** BEGIN The data **
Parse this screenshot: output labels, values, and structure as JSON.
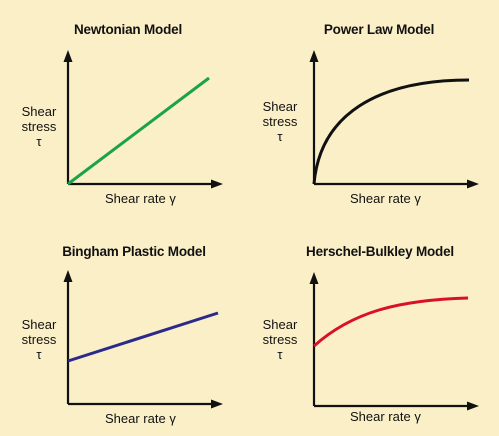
{
  "colors": {
    "background": "#fbefc7",
    "axis": "#111111",
    "newtonian": "#1aa34a",
    "power_law": "#111111",
    "bingham": "#2b2a8c",
    "herschel_bulkley": "#d8102a"
  },
  "panels": [
    {
      "title": "Newtonian Model",
      "ylabel": [
        "Shear",
        "stress",
        "τ"
      ],
      "xlabel": "Shear rate γ",
      "curve": "linear-through-origin",
      "color": "#1aa34a"
    },
    {
      "title": "Power Law Model",
      "ylabel": [
        "Shear",
        "stress",
        "τ"
      ],
      "xlabel": "Shear rate γ",
      "curve": "concave-through-origin",
      "color": "#111111"
    },
    {
      "title": "Bingham Plastic Model",
      "ylabel": [
        "Shear",
        "stress",
        "τ"
      ],
      "xlabel": "Shear rate γ",
      "curve": "linear-with-yield-intercept",
      "color": "#2b2a8c"
    },
    {
      "title": "Herschel-Bulkley Model",
      "ylabel": [
        "Shear",
        "stress",
        "τ"
      ],
      "xlabel": "Shear rate γ",
      "curve": "concave-with-yield-intercept",
      "color": "#d8102a"
    }
  ]
}
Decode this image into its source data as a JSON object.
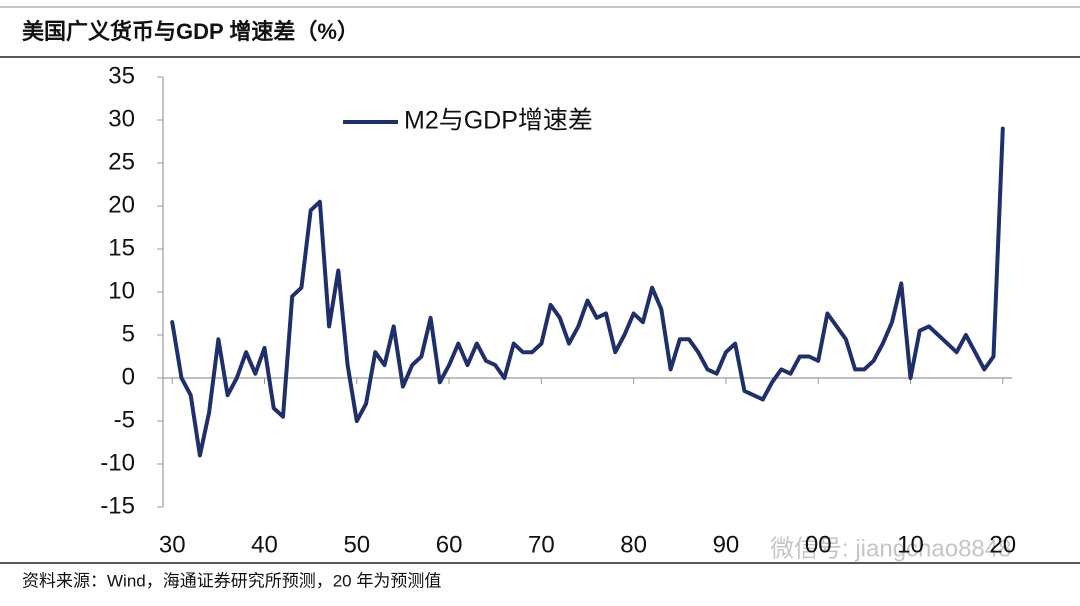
{
  "chart_data": {
    "type": "line",
    "title": "美国广义货币与GDP 增速差（%）",
    "source": "资料来源：Wind，海通证券研究所预测，20 年为预测值",
    "watermark": "微信号: jiangchao8848",
    "x": [
      1930,
      1931,
      1932,
      1933,
      1934,
      1935,
      1936,
      1937,
      1938,
      1939,
      1940,
      1941,
      1942,
      1943,
      1944,
      1945,
      1946,
      1947,
      1948,
      1949,
      1950,
      1951,
      1952,
      1953,
      1954,
      1955,
      1956,
      1957,
      1958,
      1959,
      1960,
      1961,
      1962,
      1963,
      1964,
      1965,
      1966,
      1967,
      1968,
      1969,
      1970,
      1971,
      1972,
      1973,
      1974,
      1975,
      1976,
      1977,
      1978,
      1979,
      1980,
      1981,
      1982,
      1983,
      1984,
      1985,
      1986,
      1987,
      1988,
      1989,
      1990,
      1991,
      1992,
      1993,
      1994,
      1995,
      1996,
      1997,
      1998,
      1999,
      2000,
      2001,
      2002,
      2003,
      2004,
      2005,
      2006,
      2007,
      2008,
      2009,
      2010,
      2011,
      2012,
      2013,
      2014,
      2015,
      2016,
      2017,
      2018,
      2019,
      2020
    ],
    "series": [
      {
        "name": "M2与GDP增速差",
        "color": "#1f2f6b",
        "values": [
          6.5,
          0,
          -2,
          -9,
          -4,
          4.5,
          -2,
          0,
          3,
          0.5,
          3.5,
          -3.5,
          -4.5,
          9.5,
          10.5,
          19.5,
          20.5,
          6,
          12.5,
          1.5,
          -5,
          -3,
          3,
          1.5,
          6,
          -1,
          1.5,
          2.5,
          7,
          -0.5,
          1.5,
          4,
          1.5,
          4,
          2,
          1.5,
          0,
          4,
          3,
          3,
          4,
          8.5,
          7,
          4,
          6,
          9,
          7,
          7.5,
          3,
          5,
          7.5,
          6.5,
          10.5,
          8,
          1,
          4.5,
          4.5,
          3,
          1,
          0.5,
          3,
          4,
          -1.5,
          -2,
          -2.5,
          -0.5,
          1,
          0.5,
          2.5,
          2.5,
          2,
          7.5,
          6,
          4.5,
          1,
          1,
          2,
          4,
          6.5,
          11,
          0,
          5.5,
          6,
          5,
          4,
          3,
          5,
          3,
          1,
          2.5,
          29
        ]
      }
    ],
    "xlim": [
      1929,
      2021
    ],
    "xticks": [
      {
        "value": 1930,
        "label": "30"
      },
      {
        "value": 1940,
        "label": "40"
      },
      {
        "value": 1950,
        "label": "50"
      },
      {
        "value": 1960,
        "label": "60"
      },
      {
        "value": 1970,
        "label": "70"
      },
      {
        "value": 1980,
        "label": "80"
      },
      {
        "value": 1990,
        "label": "90"
      },
      {
        "value": 2000,
        "label": "00"
      },
      {
        "value": 2010,
        "label": "10"
      },
      {
        "value": 2020,
        "label": "20"
      }
    ],
    "ylim": [
      -15,
      35
    ],
    "yticks": [
      -15,
      -10,
      -5,
      0,
      5,
      10,
      15,
      20,
      25,
      30,
      35
    ]
  }
}
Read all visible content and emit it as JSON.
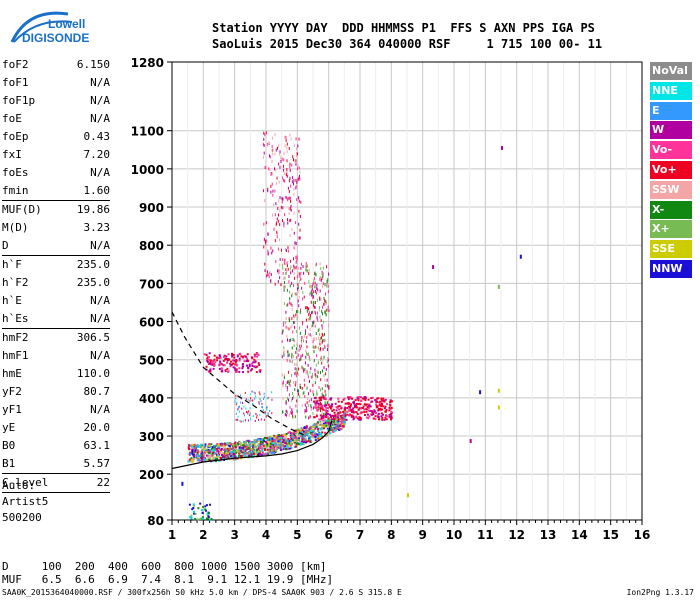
** END The data **
Exercise: Extract lines where the string "intercept" occurs.

The answer:
      "curve": "linear-with-yield-intercept",
      "curve": "concave-with-yield-intercept",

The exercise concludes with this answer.